▸ **Data excerpts**
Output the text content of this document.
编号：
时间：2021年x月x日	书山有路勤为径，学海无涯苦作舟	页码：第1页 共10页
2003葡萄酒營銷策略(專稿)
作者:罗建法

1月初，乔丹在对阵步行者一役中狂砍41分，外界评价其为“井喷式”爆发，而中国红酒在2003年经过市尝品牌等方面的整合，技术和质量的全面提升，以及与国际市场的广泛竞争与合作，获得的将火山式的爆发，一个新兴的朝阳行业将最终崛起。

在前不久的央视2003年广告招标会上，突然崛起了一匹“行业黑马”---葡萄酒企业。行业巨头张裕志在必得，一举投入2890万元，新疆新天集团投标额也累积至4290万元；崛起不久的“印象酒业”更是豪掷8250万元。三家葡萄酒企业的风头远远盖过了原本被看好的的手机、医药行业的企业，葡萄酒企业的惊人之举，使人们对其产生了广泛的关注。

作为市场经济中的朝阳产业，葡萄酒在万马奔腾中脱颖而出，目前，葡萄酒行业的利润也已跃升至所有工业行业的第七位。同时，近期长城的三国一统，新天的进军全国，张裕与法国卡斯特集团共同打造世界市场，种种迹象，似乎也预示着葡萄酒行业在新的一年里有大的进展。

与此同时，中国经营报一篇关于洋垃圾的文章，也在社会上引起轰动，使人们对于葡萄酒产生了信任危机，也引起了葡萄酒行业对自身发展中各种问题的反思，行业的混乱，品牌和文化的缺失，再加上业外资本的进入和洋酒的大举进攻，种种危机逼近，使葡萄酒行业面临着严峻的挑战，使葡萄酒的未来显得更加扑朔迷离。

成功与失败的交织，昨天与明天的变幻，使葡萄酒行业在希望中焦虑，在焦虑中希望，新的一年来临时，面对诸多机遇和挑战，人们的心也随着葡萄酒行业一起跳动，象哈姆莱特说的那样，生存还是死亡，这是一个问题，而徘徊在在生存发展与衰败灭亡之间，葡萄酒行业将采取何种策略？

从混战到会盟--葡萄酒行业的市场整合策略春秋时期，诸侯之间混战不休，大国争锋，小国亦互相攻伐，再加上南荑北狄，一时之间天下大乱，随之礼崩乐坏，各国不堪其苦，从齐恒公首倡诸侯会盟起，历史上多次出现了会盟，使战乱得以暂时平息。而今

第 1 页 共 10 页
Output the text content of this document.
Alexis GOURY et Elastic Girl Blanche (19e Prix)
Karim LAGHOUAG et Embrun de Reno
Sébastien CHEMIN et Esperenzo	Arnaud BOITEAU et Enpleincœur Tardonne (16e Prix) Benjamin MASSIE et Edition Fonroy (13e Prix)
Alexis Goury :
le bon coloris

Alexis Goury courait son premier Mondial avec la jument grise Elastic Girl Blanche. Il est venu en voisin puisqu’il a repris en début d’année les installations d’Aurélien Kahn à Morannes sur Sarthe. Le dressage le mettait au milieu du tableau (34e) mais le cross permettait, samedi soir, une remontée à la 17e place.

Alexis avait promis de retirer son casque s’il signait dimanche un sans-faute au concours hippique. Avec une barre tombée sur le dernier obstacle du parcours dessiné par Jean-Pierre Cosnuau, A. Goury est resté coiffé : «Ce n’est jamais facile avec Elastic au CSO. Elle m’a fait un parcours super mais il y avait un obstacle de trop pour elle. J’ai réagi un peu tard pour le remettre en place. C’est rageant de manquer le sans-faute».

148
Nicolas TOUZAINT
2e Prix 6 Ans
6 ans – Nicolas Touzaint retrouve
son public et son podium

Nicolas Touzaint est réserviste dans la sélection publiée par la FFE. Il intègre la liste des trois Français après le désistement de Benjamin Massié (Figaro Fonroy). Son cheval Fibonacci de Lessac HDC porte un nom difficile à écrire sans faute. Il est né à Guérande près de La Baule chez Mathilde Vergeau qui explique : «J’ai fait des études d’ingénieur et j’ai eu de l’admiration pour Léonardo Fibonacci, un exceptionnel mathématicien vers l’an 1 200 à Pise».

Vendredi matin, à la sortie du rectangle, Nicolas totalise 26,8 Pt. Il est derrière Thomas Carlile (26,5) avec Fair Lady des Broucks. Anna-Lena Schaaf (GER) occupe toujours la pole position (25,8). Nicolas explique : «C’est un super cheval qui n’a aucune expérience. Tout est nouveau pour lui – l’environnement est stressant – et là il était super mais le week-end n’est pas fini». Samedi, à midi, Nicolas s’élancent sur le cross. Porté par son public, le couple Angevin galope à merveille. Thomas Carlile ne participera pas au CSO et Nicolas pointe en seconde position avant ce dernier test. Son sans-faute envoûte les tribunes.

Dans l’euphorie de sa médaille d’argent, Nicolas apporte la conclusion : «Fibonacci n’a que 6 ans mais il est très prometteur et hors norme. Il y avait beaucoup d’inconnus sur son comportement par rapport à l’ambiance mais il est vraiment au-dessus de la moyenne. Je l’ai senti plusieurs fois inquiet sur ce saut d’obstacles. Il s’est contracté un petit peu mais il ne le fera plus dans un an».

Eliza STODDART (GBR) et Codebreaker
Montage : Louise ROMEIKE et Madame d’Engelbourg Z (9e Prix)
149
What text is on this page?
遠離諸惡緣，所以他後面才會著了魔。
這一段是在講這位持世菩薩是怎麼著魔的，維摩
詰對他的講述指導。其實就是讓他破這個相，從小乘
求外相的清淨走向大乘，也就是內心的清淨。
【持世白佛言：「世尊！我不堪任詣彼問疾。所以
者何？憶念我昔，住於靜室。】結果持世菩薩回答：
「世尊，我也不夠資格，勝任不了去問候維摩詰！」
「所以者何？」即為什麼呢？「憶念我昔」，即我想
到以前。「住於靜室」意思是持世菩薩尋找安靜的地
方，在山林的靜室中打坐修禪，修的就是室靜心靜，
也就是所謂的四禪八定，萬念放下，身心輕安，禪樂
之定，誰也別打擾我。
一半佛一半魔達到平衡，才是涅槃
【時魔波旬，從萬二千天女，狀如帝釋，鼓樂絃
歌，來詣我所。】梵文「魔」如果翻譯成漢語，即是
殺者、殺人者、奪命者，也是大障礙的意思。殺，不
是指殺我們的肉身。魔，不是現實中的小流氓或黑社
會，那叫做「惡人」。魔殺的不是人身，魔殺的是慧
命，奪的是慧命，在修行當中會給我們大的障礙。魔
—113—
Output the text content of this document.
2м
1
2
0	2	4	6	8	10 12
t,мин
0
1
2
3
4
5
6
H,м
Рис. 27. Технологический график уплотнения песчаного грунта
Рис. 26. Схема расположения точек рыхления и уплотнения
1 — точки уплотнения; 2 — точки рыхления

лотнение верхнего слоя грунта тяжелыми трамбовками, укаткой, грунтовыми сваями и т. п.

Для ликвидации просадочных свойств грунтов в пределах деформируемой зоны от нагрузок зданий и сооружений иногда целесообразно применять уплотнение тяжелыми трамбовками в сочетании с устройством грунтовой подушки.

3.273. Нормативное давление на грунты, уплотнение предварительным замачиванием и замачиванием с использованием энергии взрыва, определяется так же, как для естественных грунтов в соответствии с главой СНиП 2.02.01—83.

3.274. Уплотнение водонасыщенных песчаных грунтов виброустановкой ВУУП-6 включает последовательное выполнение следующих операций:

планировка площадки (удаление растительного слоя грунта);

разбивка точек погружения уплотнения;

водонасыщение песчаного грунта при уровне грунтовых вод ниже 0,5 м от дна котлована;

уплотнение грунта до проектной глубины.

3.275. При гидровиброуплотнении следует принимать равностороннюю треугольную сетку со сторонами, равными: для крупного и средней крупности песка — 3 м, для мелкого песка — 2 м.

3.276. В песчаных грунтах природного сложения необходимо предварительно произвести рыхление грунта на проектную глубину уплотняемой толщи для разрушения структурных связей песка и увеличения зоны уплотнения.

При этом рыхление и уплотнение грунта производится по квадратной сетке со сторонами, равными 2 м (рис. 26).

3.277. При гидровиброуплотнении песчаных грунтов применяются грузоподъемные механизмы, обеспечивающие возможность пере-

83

▸ **WRITTEN REQUEST**
Return every line containing "тяжелыми".

▸ **COMPLETE RESPONSE**
лотнение верхнего слоя грунта тяжелыми трамбовками, укаткой, грунтовыми сваями и т. п.
Для ликвидации просадочных свойств грунтов в пределах деформируемой зоны от нагрузок зданий и сооружений иногда целесообразно применять уплотнение тяжелыми трамбовками в сочетании с устройством грунтовой подушки.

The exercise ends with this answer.